» What to produce: Count the lines containing "Theory". Give the number alone.

» Exercise input:
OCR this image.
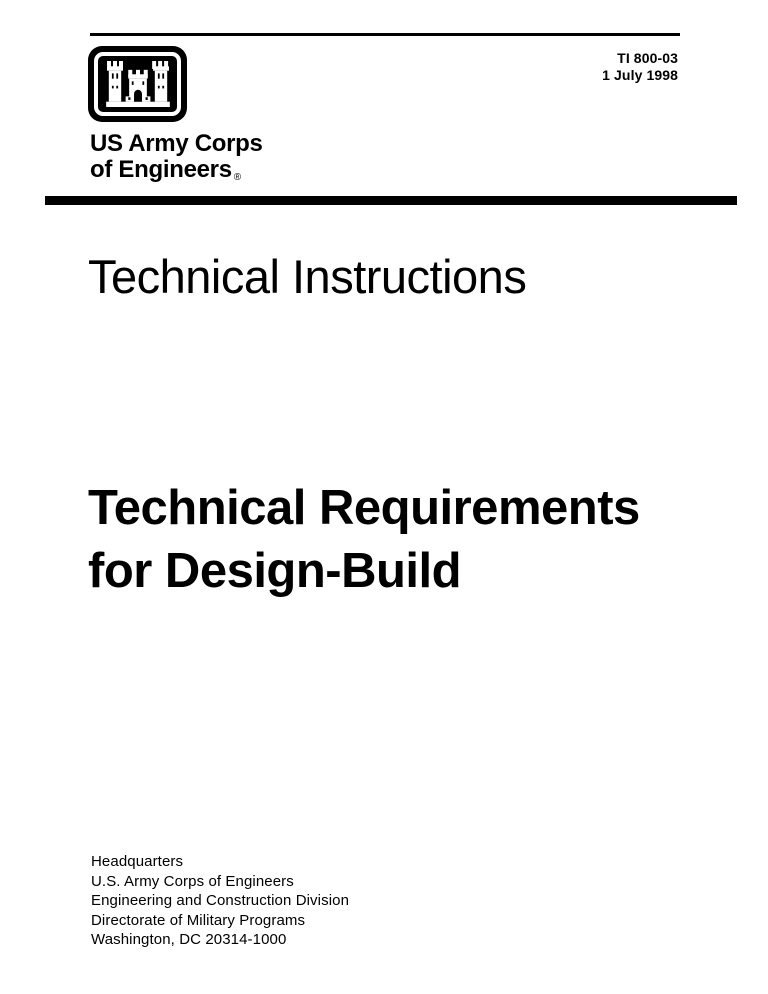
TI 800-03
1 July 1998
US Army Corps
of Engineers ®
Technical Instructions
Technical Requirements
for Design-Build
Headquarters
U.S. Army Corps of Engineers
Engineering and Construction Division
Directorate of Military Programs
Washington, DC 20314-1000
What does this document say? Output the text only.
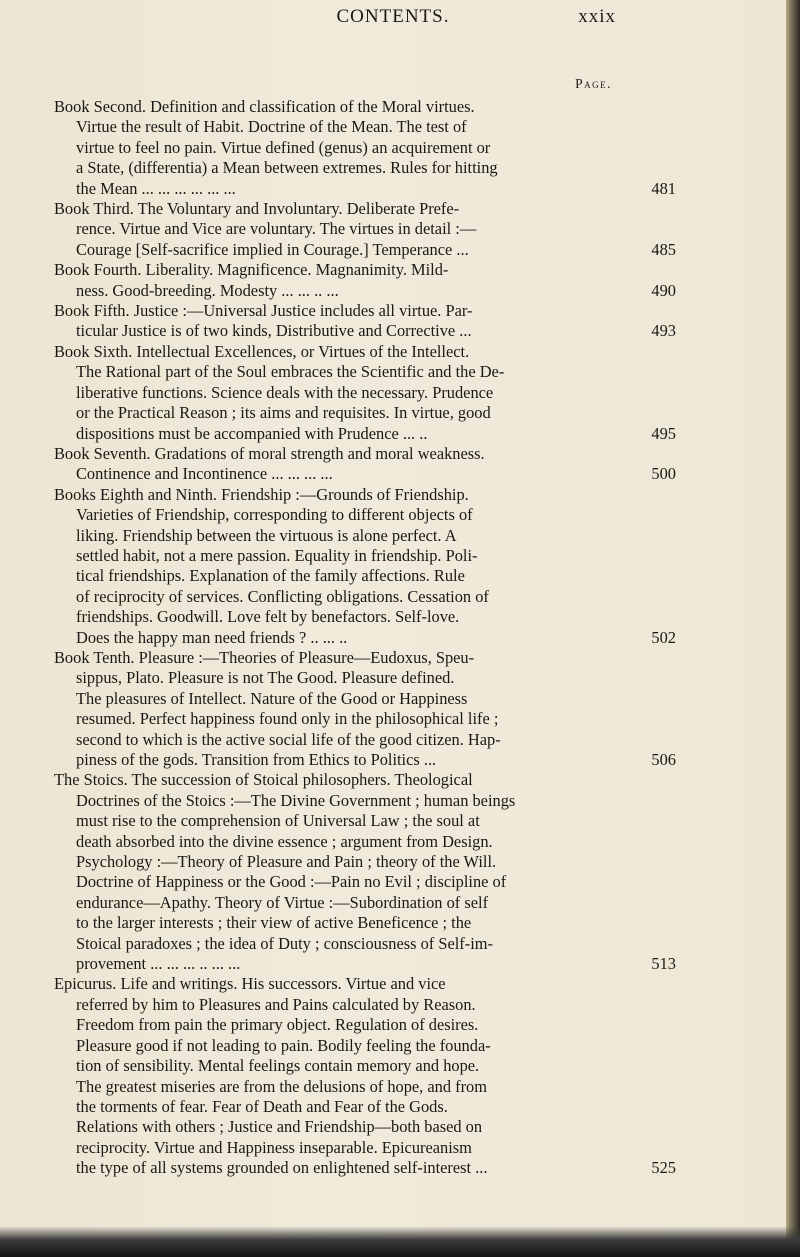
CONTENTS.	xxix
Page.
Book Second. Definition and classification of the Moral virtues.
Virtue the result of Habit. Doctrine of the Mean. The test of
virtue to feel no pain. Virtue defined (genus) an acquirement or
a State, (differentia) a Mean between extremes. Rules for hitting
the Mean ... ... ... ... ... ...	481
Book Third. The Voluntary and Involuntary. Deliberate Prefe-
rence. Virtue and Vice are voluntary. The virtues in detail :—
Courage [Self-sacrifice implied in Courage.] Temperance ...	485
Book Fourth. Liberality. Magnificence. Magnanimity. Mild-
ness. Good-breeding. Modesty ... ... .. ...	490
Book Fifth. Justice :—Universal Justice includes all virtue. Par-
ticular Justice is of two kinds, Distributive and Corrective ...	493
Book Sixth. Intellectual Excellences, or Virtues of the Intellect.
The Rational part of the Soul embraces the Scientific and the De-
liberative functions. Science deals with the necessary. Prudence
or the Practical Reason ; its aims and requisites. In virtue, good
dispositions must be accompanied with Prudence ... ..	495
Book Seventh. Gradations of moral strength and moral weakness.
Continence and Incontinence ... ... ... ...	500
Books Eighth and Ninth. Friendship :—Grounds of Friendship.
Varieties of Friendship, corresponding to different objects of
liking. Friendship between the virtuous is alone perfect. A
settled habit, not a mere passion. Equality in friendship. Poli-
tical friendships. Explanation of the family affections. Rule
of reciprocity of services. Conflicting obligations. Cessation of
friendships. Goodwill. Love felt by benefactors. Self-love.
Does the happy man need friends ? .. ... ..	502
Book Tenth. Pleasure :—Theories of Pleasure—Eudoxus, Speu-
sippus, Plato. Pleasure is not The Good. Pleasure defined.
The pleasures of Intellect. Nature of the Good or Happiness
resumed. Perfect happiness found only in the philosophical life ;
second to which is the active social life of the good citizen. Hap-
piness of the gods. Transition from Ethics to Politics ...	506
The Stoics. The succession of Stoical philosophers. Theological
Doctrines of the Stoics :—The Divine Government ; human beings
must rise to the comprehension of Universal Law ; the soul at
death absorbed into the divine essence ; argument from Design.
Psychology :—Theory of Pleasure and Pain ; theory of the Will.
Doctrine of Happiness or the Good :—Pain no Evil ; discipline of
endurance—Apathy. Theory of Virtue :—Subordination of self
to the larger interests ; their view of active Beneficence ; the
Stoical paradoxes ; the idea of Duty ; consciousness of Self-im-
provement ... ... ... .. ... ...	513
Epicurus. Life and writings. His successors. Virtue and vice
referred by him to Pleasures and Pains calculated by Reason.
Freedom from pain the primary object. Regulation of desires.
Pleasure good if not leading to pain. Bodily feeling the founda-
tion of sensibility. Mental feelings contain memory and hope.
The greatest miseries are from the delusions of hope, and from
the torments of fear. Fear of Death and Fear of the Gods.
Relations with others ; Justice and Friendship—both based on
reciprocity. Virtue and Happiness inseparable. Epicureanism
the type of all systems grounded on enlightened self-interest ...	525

» Exercise result: 2